> [SUPPLIED ENTRIES]:

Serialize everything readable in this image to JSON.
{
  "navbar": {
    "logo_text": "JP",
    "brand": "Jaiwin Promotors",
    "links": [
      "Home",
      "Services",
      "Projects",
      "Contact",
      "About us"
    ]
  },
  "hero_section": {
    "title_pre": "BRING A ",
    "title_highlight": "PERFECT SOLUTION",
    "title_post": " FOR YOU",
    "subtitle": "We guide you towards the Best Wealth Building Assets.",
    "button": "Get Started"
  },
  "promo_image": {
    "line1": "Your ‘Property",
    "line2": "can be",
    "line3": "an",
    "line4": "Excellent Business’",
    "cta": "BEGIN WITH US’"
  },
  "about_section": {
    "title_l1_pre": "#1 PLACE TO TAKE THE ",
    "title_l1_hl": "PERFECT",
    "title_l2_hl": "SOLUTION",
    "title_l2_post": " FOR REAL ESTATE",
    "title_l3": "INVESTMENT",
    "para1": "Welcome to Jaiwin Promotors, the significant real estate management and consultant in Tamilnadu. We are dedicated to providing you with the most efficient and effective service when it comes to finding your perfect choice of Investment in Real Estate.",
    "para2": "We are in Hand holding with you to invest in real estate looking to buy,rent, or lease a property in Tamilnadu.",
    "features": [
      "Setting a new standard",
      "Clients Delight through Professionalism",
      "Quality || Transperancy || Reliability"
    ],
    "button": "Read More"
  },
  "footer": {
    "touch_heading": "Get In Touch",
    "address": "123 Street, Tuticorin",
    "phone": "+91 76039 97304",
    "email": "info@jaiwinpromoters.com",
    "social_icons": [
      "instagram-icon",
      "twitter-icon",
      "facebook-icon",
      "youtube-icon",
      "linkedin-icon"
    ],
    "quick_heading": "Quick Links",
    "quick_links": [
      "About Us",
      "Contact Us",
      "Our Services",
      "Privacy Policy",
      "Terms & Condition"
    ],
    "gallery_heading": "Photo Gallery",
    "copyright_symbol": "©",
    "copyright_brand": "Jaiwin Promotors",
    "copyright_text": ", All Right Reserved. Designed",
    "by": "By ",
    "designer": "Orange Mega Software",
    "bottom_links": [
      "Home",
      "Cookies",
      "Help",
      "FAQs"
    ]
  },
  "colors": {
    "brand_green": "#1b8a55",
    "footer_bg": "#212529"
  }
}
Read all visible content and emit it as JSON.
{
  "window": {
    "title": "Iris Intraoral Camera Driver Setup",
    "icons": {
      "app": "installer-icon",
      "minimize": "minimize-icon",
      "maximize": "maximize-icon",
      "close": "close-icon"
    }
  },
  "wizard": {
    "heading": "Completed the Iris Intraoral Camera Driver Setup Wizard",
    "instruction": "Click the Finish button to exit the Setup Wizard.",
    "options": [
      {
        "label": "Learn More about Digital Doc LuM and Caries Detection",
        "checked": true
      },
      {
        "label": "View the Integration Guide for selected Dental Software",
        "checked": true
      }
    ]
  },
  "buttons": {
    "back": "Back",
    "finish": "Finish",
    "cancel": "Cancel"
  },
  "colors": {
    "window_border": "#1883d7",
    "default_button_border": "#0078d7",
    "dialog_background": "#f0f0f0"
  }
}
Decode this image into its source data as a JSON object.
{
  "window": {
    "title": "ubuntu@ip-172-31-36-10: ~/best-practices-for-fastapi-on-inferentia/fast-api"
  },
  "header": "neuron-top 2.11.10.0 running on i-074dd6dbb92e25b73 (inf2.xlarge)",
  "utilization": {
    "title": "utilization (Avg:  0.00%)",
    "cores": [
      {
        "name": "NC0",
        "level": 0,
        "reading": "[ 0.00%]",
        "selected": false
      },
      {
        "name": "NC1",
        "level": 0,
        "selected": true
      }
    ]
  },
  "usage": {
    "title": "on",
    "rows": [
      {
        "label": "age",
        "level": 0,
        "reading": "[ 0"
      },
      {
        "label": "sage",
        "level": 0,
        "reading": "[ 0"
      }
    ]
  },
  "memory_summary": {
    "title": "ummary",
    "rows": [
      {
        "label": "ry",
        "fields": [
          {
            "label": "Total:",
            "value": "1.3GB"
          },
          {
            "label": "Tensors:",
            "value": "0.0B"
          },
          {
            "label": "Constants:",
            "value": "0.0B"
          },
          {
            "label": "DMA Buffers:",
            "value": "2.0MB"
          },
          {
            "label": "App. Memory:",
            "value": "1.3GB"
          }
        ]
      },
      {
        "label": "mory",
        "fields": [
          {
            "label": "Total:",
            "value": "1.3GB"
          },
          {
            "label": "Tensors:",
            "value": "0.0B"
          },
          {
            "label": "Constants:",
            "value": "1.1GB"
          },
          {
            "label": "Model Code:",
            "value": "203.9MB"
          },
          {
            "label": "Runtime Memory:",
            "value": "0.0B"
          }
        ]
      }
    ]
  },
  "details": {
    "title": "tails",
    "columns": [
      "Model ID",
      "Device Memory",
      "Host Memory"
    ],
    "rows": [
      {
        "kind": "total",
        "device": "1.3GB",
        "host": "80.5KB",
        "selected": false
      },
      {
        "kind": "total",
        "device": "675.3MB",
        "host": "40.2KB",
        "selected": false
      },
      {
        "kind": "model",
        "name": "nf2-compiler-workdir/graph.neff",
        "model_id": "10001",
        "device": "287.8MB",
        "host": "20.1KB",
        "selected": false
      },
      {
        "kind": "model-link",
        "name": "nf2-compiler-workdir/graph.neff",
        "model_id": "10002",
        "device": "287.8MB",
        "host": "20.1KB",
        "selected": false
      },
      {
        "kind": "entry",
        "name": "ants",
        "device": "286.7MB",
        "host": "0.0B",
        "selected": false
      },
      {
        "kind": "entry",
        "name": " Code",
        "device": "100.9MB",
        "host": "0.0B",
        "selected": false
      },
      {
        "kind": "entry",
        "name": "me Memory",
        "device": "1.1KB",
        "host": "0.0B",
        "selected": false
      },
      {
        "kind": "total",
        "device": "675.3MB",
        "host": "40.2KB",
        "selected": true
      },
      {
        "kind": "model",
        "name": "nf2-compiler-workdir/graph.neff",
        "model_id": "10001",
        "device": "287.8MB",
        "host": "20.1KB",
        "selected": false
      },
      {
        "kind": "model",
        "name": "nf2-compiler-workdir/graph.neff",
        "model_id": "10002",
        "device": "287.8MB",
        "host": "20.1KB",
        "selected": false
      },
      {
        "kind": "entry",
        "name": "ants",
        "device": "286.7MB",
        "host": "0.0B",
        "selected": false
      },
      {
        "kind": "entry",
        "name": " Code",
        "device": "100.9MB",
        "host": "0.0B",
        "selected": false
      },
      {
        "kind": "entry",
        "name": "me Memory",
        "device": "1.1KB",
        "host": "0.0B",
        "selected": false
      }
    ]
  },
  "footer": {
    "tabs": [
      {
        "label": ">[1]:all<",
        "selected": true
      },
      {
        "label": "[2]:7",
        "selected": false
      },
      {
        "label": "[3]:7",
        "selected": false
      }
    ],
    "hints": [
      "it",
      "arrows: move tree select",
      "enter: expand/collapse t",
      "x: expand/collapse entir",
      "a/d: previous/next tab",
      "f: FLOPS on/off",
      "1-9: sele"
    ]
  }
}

> [JOB]:
Extract the complete set of records unchanged.

> [RESPONSE TO THIS TASK]:
Serialize everything readable in this image to JSON.
{
  "navbar": {
    "logo_text": "JP",
    "brand": "Jaiwin Promotors",
    "links": [
      "Home",
      "Services",
      "Projects",
      "Contact",
      "About us"
    ]
  },
  "hero_section": {
    "title_pre": "BRING A ",
    "title_highlight": "PERFECT SOLUTION",
    "title_post": " FOR YOU",
    "subtitle": "We guide you towards the Best Wealth Building Assets.",
    "button": "Get Started"
  },
  "promo_image": {
    "line1": "Your ‘Property",
    "line2": "can be",
    "line3": "an",
    "line4": "Excellent Business’",
    "cta": "BEGIN WITH US’"
  },
  "about_section": {
    "title_l1_pre": "#1 PLACE TO TAKE THE ",
    "title_l1_hl": "PERFECT",
    "title_l2_hl": "SOLUTION",
    "title_l2_post": " FOR REAL ESTATE",
    "title_l3": "INVESTMENT",
    "para1": "Welcome to Jaiwin Promotors, the significant real estate management and consultant in Tamilnadu. We are dedicated to providing you with the most efficient and effective service when it comes to finding your perfect choice of Investment in Real Estate.",
    "para2": "We are in Hand holding with you to invest in real estate looking to buy,rent, or lease a property in Tamilnadu.",
    "features": [
      "Setting a new standard",
      "Clients Delight through Professionalism",
      "Quality || Transperancy || Reliability"
    ],
    "button": "Read More"
  },
  "footer": {
    "touch_heading": "Get In Touch",
    "address": "123 Street, Tuticorin",
    "phone": "+91 76039 97304",
    "email": "info@jaiwinpromoters.com",
    "social_icons": [
      "instagram-icon",
      "twitter-icon",
      "facebook-icon",
      "youtube-icon",
      "linkedin-icon"
    ],
    "quick_heading": "Quick Links",
    "quick_links": [
      "About Us",
      "Contact Us",
      "Our Services",
      "Privacy Policy",
      "Terms & Condition"
    ],
    "gallery_heading": "Photo Gallery",
    "copyright_symbol": "©",
    "copyright_brand": "Jaiwin Promotors",
    "copyright_text": ", All Right Reserved. Designed",
    "by": "By ",
    "designer": "Orange Mega Software",
    "bottom_links": [
      "Home",
      "Cookies",
      "Help",
      "FAQs"
    ]
  },
  "colors": {
    "brand_green": "#1b8a55",
    "footer_bg": "#212529"
  }
}
Read all visible content and emit it as JSON.
{
  "window": {
    "title": "Iris Intraoral Camera Driver Setup",
    "icons": {
      "app": "installer-icon",
      "minimize": "minimize-icon",
      "maximize": "maximize-icon",
      "close": "close-icon"
    }
  },
  "wizard": {
    "heading": "Completed the Iris Intraoral Camera Driver Setup Wizard",
    "instruction": "Click the Finish button to exit the Setup Wizard.",
    "options": [
      {
        "label": "Learn More about Digital Doc LuM and Caries Detection",
        "checked": true
      },
      {
        "label": "View the Integration Guide for selected Dental Software",
        "checked": true
      }
    ]
  },
  "buttons": {
    "back": "Back",
    "finish": "Finish",
    "cancel": "Cancel"
  },
  "colors": {
    "window_border": "#1883d7",
    "default_button_border": "#0078d7",
    "dialog_background": "#f0f0f0"
  }
}
Decode this image into its source data as a JSON object.
{
  "window": {
    "title": "ubuntu@ip-172-31-36-10: ~/best-practices-for-fastapi-on-inferentia/fast-api"
  },
  "header": "neuron-top 2.11.10.0 running on i-074dd6dbb92e25b73 (inf2.xlarge)",
  "utilization": {
    "title": "utilization (Avg:  0.00%)",
    "cores": [
      {
        "name": "NC0",
        "level": 0,
        "reading": "[ 0.00%]",
        "selected": false
      },
      {
        "name": "NC1",
        "level": 0,
        "selected": true
      }
    ]
  },
  "usage": {
    "title": "on",
    "rows": [
      {
        "label": "age",
        "level": 0,
        "reading": "[ 0"
      },
      {
        "label": "sage",
        "level": 0,
        "reading": "[ 0"
      }
    ]
  },
  "memory_summary": {
    "title": "ummary",
    "rows": [
      {
        "label": "ry",
        "fields": [
          {
            "label": "Total:",
            "value": "1.3GB"
          },
          {
            "label": "Tensors:",
            "value": "0.0B"
          },
          {
            "label": "Constants:",
            "value": "0.0B"
          },
          {
            "label": "DMA Buffers:",
            "value": "2.0MB"
          },
          {
            "label": "App. Memory:",
            "value": "1.3GB"
          }
        ]
      },
      {
        "label": "mory",
        "fields": [
          {
            "label": "Total:",
            "value": "1.3GB"
          },
          {
            "label": "Tensors:",
            "value": "0.0B"
          },
          {
            "label": "Constants:",
            "value": "1.1GB"
          },
          {
            "label": "Model Code:",
            "value": "203.9MB"
          },
          {
            "label": "Runtime Memory:",
            "value": "0.0B"
          }
        ]
      }
    ]
  },
  "details": {
    "title": "tails",
    "columns": [
      "Model ID",
      "Device Memory",
      "Host Memory"
    ],
    "rows": [
      {
        "kind": "total",
        "device": "1.3GB",
        "host": "80.5KB",
        "selected": false
      },
      {
        "kind": "total",
        "device": "675.3MB",
        "host": "40.2KB",
        "selected": false
      },
      {
        "kind": "model",
        "name": "nf2-compiler-workdir/graph.neff",
        "model_id": "10001",
        "device": "287.8MB",
        "host": "20.1KB",
        "selected": false
      },
      {
        "kind": "model-link",
        "name": "nf2-compiler-workdir/graph.neff",
        "model_id": "10002",
        "device": "287.8MB",
        "host": "20.1KB",
        "selected": false
      },
      {
        "kind": "entry",
        "name": "ants",
        "device": "286.7MB",
        "host": "0.0B",
        "selected": false
      },
      {
        "kind": "entry",
        "name": " Code",
        "device": "100.9MB",
        "host": "0.0B",
        "selected": false
      },
      {
        "kind": "entry",
        "name": "me Memory",
        "device": "1.1KB",
        "host": "0.0B",
        "selected": false
      },
      {
        "kind": "total",
        "device": "675.3MB",
        "host": "40.2KB",
        "selected": true
      },
      {
        "kind": "model",
        "name": "nf2-compiler-workdir/graph.neff",
        "model_id": "10001",
        "device": "287.8MB",
        "host": "20.1KB",
        "selected": false
      },
      {
        "kind": "model",
        "name": "nf2-compiler-workdir/graph.neff",
        "model_id": "10002",
        "device": "287.8MB",
        "host": "20.1KB",
        "selected": false
      },
      {
        "kind": "entry",
        "name": "ants",
        "device": "286.7MB",
        "host": "0.0B",
        "selected": false
      },
      {
        "kind": "entry",
        "name": " Code",
        "device": "100.9MB",
        "host": "0.0B",
        "selected": false
      },
      {
        "kind": "entry",
        "name": "me Memory",
        "device": "1.1KB",
        "host": "0.0B",
        "selected": false
      }
    ]
  },
  "footer": {
    "tabs": [
      {
        "label": ">[1]:all<",
        "selected": true
      },
      {
        "label": "[2]:7",
        "selected": false
      },
      {
        "label": "[3]:7",
        "selected": false
      }
    ],
    "hints": [
      "it",
      "arrows: move tree select",
      "enter: expand/collapse t",
      "x: expand/collapse entir",
      "a/d: previous/next tab",
      "f: FLOPS on/off",
      "1-9: sele"
    ]
  }
}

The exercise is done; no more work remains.